WHAT IS EXPECTED:
Copy each line that contains the string "currently".
-- Start of RECORDS TO PROCESS --
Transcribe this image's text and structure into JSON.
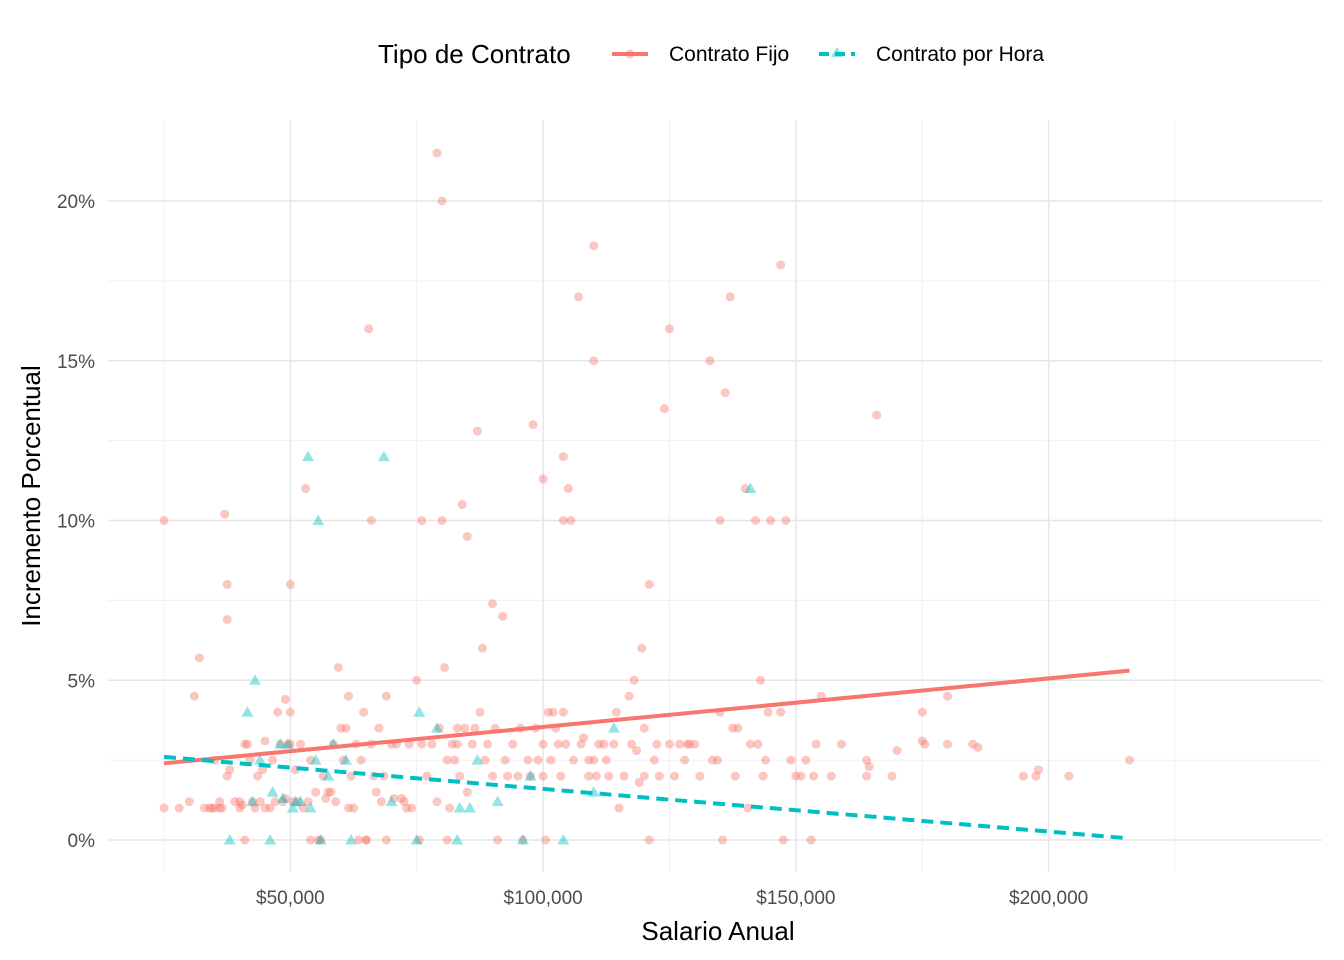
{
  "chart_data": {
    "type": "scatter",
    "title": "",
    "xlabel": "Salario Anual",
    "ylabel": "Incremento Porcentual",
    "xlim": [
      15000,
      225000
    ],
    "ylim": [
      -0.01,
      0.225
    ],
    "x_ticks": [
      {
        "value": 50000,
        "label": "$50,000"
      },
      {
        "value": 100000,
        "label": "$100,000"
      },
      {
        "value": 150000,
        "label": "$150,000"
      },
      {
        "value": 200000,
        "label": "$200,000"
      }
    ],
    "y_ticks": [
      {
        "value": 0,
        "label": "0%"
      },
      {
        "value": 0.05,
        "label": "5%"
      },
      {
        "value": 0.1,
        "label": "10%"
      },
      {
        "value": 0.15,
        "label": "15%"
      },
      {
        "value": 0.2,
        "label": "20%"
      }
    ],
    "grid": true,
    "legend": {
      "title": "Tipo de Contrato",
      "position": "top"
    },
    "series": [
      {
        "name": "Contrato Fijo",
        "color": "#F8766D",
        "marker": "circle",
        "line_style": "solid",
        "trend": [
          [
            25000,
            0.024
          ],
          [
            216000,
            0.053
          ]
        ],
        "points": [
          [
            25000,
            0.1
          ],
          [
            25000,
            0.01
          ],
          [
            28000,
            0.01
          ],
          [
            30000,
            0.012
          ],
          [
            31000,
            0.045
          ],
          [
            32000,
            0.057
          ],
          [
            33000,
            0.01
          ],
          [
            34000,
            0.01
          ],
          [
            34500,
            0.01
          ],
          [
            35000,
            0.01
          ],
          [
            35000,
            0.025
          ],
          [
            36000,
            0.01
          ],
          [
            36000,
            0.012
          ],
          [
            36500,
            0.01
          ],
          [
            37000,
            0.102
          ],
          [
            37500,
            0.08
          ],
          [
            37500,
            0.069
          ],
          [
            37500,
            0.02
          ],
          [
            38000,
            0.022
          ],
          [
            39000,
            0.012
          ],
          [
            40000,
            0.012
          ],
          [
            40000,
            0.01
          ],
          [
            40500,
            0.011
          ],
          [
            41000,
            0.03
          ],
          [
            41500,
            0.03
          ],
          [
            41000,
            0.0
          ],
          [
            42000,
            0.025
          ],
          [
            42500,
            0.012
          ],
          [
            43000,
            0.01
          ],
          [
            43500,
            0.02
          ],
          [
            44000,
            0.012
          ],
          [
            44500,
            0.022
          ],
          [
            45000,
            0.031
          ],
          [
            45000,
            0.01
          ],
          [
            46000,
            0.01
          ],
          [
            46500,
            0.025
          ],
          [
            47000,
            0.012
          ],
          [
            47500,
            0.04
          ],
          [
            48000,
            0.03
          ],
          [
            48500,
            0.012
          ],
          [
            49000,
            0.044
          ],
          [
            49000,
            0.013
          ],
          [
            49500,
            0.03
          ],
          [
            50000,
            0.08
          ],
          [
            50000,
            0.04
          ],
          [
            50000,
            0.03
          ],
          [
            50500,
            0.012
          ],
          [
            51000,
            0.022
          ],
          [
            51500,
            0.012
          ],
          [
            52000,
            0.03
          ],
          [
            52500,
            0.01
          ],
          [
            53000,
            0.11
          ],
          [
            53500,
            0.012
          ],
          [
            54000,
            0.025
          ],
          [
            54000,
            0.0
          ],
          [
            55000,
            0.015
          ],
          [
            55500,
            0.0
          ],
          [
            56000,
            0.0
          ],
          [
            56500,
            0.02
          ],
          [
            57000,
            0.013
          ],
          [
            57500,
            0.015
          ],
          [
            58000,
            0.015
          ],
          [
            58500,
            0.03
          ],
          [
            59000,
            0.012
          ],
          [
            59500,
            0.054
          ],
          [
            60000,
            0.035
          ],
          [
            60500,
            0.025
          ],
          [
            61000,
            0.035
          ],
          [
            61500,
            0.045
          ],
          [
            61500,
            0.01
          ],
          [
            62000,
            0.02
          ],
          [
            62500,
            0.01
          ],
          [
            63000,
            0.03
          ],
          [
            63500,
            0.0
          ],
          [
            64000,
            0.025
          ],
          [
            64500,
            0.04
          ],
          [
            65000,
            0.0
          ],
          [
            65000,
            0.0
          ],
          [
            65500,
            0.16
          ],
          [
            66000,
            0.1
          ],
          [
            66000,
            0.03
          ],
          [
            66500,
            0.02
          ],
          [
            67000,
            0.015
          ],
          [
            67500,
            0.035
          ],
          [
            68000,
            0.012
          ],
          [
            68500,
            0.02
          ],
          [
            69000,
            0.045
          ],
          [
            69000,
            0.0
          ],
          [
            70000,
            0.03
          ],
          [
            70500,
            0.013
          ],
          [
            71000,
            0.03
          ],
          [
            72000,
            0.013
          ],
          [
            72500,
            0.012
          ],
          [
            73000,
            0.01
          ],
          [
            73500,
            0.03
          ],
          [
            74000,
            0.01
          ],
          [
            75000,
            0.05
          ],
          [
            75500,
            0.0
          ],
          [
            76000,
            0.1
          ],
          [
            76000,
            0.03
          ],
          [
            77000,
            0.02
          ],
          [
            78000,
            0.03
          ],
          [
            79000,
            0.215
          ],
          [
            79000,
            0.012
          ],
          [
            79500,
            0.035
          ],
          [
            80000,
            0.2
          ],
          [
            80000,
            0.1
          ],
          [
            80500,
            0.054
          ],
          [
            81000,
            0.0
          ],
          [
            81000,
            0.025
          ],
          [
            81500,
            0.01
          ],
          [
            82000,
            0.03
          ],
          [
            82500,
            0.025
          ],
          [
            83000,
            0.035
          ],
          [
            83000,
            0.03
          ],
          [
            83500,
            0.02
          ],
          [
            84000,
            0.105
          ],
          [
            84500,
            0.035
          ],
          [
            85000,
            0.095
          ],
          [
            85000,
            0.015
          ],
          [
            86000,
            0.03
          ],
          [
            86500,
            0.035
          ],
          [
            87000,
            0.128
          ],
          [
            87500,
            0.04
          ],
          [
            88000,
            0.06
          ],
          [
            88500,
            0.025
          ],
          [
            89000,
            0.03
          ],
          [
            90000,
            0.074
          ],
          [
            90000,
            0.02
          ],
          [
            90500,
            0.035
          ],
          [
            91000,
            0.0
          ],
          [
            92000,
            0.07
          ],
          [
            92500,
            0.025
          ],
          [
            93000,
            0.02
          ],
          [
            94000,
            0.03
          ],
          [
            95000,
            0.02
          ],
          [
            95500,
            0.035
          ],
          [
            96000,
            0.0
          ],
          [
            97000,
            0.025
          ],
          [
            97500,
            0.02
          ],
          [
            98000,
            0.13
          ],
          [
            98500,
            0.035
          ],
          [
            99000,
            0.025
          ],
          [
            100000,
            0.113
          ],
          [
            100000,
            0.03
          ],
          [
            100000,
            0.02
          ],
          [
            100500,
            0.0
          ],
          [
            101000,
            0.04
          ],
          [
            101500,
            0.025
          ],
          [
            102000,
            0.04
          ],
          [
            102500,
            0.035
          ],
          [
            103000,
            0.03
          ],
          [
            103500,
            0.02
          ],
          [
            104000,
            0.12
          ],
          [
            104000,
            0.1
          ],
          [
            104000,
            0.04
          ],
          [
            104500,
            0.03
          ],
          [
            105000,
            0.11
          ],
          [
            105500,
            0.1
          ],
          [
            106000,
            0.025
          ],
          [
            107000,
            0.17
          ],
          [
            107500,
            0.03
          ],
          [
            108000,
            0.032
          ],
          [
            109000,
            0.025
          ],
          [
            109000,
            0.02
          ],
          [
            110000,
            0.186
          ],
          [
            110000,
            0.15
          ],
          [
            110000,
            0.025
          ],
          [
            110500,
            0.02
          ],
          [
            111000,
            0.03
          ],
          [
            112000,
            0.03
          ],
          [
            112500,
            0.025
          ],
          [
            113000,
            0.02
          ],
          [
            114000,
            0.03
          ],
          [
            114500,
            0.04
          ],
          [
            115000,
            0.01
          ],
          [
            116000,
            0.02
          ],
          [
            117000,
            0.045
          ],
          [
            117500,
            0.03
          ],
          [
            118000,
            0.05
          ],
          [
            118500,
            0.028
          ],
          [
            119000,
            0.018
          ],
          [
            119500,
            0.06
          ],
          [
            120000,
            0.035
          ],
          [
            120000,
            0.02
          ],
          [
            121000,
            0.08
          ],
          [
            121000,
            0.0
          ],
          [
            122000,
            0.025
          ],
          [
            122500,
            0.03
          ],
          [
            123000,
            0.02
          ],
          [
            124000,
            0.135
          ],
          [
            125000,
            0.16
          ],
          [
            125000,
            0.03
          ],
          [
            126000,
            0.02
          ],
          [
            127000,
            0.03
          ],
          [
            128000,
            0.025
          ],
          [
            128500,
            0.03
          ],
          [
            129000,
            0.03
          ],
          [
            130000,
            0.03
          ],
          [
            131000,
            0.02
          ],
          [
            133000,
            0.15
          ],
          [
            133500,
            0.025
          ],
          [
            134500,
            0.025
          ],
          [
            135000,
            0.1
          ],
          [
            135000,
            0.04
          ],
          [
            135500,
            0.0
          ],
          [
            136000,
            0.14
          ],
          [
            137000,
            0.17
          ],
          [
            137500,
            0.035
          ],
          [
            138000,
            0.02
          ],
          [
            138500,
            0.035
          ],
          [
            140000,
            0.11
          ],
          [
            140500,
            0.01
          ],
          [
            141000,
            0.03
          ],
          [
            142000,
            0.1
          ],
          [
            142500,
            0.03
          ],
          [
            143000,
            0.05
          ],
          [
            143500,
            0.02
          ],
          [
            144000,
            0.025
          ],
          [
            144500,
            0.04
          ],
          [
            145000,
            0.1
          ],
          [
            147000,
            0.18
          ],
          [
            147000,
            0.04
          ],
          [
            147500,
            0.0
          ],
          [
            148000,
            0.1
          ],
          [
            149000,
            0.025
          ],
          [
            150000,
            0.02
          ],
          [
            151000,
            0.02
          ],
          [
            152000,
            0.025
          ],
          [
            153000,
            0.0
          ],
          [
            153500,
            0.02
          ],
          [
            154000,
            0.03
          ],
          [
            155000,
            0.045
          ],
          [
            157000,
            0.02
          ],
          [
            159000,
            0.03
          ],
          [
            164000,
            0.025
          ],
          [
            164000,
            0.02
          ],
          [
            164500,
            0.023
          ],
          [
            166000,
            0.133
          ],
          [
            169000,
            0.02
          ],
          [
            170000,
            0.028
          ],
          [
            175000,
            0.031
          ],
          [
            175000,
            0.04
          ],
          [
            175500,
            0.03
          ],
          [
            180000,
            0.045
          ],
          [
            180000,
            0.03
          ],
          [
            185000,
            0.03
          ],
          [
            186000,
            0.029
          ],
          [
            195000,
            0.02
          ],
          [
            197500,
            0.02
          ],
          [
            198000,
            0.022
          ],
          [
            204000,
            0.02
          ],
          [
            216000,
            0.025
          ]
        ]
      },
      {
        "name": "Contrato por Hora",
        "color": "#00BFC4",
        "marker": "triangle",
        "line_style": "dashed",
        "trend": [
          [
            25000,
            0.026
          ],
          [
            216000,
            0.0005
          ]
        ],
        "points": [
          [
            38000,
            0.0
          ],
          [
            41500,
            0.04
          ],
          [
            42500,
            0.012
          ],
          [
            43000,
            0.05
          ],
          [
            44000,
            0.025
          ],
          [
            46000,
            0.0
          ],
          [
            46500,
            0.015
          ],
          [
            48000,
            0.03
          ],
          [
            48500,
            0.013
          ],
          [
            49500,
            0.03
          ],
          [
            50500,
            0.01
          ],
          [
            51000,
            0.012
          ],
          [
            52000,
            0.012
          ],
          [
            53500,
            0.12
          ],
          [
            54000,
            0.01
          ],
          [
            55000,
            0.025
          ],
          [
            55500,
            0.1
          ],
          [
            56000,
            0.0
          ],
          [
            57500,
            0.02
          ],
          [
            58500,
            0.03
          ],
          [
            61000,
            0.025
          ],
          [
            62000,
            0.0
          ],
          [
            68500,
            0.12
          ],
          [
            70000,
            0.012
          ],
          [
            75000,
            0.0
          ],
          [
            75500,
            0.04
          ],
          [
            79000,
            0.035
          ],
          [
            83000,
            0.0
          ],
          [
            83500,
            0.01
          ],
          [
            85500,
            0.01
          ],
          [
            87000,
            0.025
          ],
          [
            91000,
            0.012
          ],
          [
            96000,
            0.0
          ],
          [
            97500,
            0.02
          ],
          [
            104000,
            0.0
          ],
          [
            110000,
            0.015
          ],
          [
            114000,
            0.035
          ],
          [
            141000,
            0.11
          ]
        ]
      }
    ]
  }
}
-- End of RECORDS TO PROCESS --
-- Start of RECORDS TO PROCESS --
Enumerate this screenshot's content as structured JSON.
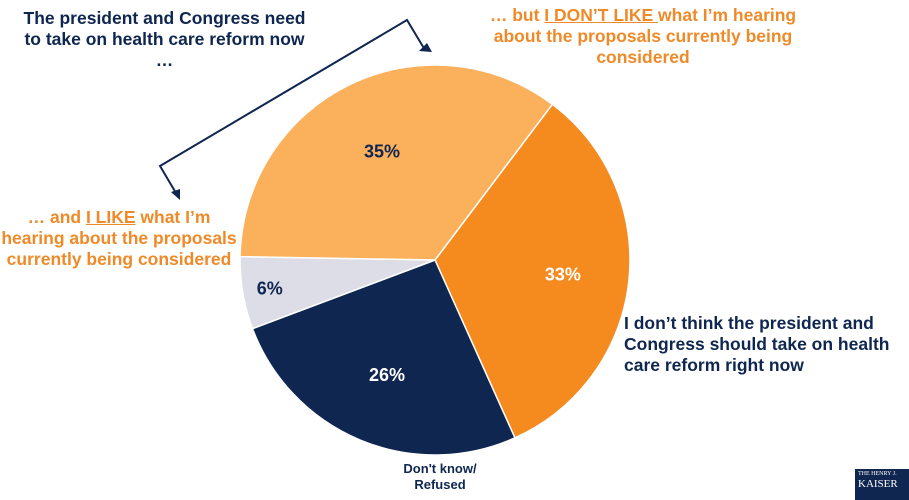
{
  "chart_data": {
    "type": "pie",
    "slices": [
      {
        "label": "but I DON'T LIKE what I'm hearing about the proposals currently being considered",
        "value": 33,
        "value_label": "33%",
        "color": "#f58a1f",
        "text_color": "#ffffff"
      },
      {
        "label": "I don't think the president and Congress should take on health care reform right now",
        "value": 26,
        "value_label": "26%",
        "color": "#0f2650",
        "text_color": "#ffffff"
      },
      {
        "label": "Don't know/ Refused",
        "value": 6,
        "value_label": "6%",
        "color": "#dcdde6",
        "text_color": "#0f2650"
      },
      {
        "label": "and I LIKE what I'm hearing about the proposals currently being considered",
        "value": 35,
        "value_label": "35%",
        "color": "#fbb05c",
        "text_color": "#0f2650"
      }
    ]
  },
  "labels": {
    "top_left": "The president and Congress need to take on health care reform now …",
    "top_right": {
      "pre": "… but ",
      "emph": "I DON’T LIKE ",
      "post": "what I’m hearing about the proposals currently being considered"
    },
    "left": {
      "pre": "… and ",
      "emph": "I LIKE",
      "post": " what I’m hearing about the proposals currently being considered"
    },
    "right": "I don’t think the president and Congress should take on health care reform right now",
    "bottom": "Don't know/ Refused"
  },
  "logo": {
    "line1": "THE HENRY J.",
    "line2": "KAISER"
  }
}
-- End of RECORDS TO PROCESS --
-- Start of RECORDS TO PROCESS --
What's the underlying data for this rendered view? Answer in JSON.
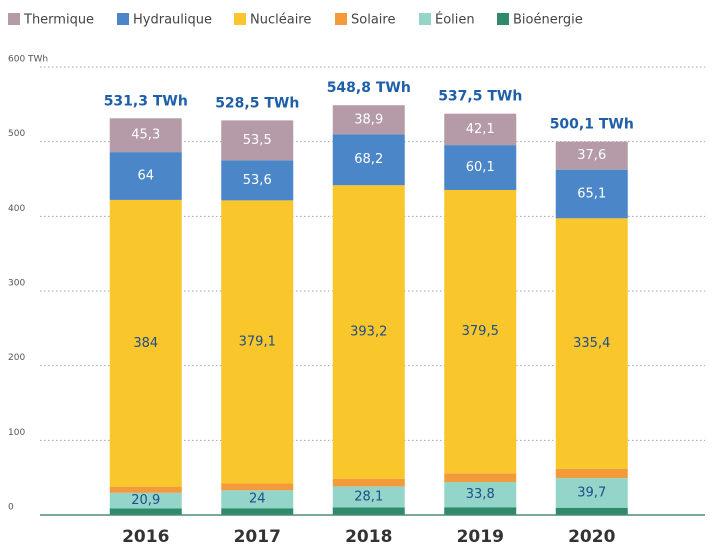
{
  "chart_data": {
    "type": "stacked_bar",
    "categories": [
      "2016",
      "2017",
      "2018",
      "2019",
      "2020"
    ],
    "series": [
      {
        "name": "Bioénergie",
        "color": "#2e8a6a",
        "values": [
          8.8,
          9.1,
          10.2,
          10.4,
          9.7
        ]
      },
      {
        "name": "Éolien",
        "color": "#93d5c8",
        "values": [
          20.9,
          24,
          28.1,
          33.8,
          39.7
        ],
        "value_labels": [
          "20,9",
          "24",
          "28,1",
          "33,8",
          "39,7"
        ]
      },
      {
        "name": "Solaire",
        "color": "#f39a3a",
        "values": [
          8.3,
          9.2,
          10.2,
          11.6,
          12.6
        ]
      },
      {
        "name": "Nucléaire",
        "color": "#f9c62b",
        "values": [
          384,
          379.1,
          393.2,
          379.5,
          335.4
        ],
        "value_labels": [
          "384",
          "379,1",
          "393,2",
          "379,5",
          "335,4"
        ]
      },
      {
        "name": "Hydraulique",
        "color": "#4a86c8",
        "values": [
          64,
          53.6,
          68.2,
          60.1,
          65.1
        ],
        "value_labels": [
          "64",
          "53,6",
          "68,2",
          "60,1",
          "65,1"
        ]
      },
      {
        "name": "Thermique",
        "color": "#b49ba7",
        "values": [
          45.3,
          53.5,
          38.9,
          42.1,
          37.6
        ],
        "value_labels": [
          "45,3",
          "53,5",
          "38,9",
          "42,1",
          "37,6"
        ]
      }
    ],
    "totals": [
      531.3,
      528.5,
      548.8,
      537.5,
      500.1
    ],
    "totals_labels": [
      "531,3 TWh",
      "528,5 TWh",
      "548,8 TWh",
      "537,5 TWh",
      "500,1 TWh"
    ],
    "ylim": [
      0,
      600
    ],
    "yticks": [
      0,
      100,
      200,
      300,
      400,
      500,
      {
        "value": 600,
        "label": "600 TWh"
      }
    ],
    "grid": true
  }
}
-- End of RECORDS TO PROCESS --
FULL RESPONSE:
        "label": "but I DON'T LIKE what I'm hearing about the proposals currently being considered",
        "label": "and I LIKE what I'm hearing about the proposals currently being considered",
      "post": "what I’m hearing about the proposals currently being considered"
      "post": " what I’m hearing about the proposals currently being considered"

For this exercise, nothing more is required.